- [Exercise] Exclude the pictures; give every entry again exactly as written.

- [Records to process]
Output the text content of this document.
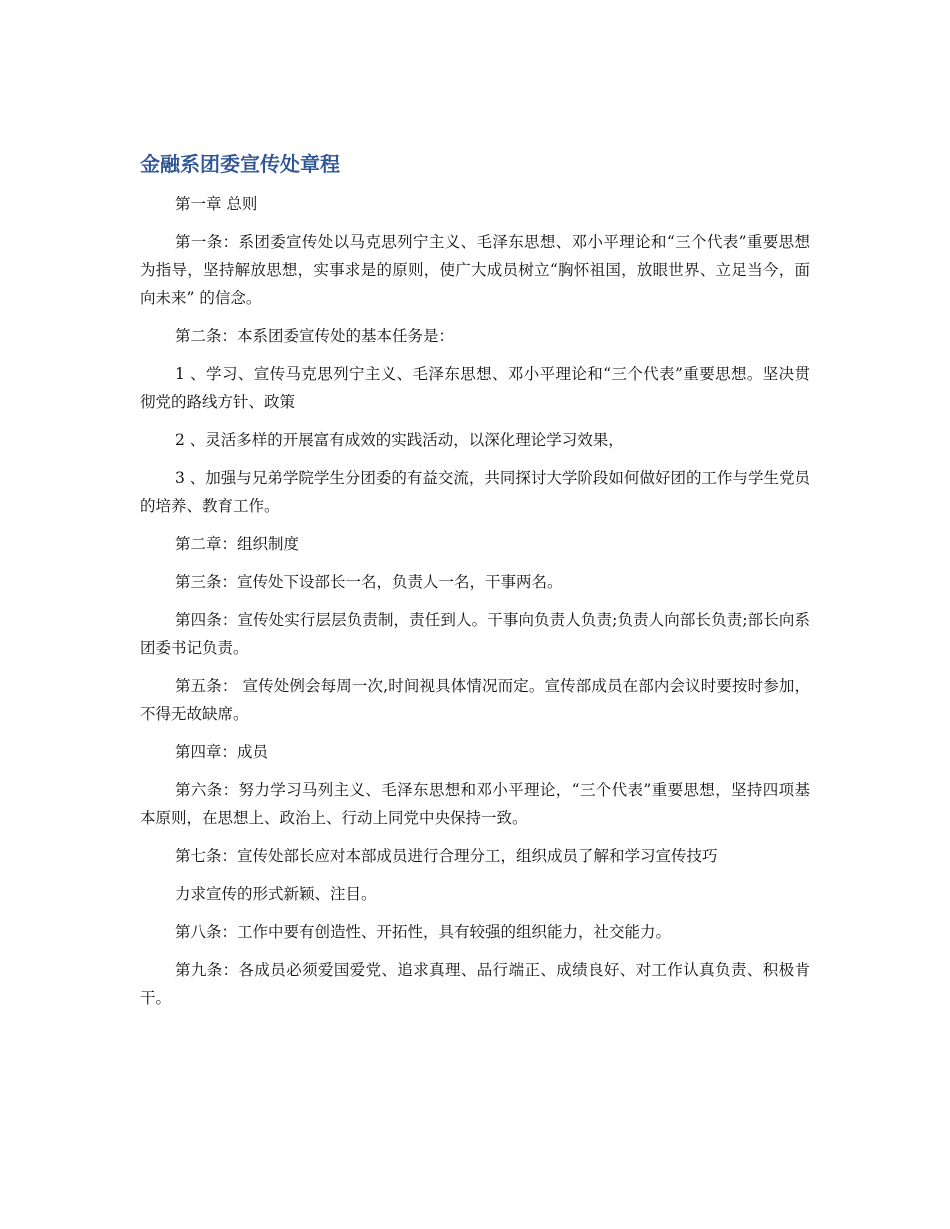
金融系团委宣传处章程

第一章 总则

第一条：系团委宣传处以马克思列宁主义、毛泽东思想、邓小平理论和“三个代表”重要思想为指导，坚持解放思想，实事求是的原则，使广大成员树立“胸怀祖国，放眼世界、立足当今，面向未来” 的信念。

第二条：本系团委宣传处的基本任务是：

1 、学习、宣传马克思列宁主义、毛泽东思想、邓小平理论和“三个代表”重要思想。坚决贯彻党的路线方针、政策

2 、灵活多样的开展富有成效的实践活动，以深化理论学习效果，

3 、加强与兄弟学院学生分团委的有益交流，共同探讨大学阶段如何做好团的工作与学生党员的培养、教育工作。

第二章：组织制度

第三条：宣传处下设部长一名，负责人一名，干事两名。

第四条：宣传处实行层层负责制，责任到人。干事向负责人负责;负责人向部长负责;部长向系团委书记负责。

第五条： 宣传处例会每周一次,时间视具体情况而定。宣传部成员在部内会议时要按时参加，不得无故缺席。

第四章：成员

第六条：努力学习马列主义、毛泽东思想和邓小平理论，“三个代表”重要思想，坚持四项基本原则，在思想上、政治上、行动上同党中央保持一致。

第七条：宣传处部长应对本部成员进行合理分工，组织成员了解和学习宣传技巧

力求宣传的形式新颖、注目。

第八条：工作中要有创造性、开拓性，具有较强的组织能力，社交能力。

第九条：各成员必须爱国爱党、追求真理、品行端正、成绩良好、对工作认真负责、积极肯干。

- [Output]
Output the text content of this document.
金融系团委宣传处章程

第一章 总则

第一条：系团委宣传处以马克思列宁主义、毛泽东思想、邓小平理论和“三个代表”重要思想为指导，坚持解放思想，实事求是的原则，使广大成员树立“胸怀祖国，放眼世界、立足当今，面向未来” 的信念。

第二条：本系团委宣传处的基本任务是：

1 、学习、宣传马克思列宁主义、毛泽东思想、邓小平理论和“三个代表”重要思想。坚决贯彻党的路线方针、政策

2 、灵活多样的开展富有成效的实践活动，以深化理论学习效果，

3 、加强与兄弟学院学生分团委的有益交流，共同探讨大学阶段如何做好团的工作与学生党员的培养、教育工作。

第二章：组织制度

第三条：宣传处下设部长一名，负责人一名，干事两名。

第四条：宣传处实行层层负责制，责任到人。干事向负责人负责;负责人向部长负责;部长向系团委书记负责。

第五条： 宣传处例会每周一次,时间视具体情况而定。宣传部成员在部内会议时要按时参加，不得无故缺席。

第四章：成员

第六条：努力学习马列主义、毛泽东思想和邓小平理论，“三个代表”重要思想，坚持四项基本原则，在思想上、政治上、行动上同党中央保持一致。

第七条：宣传处部长应对本部成员进行合理分工，组织成员了解和学习宣传技巧

力求宣传的形式新颖、注目。

第八条：工作中要有创造性、开拓性，具有较强的组织能力，社交能力。

第九条：各成员必须爱国爱党、追求真理、品行端正、成绩良好、对工作认真负责、积极肯干。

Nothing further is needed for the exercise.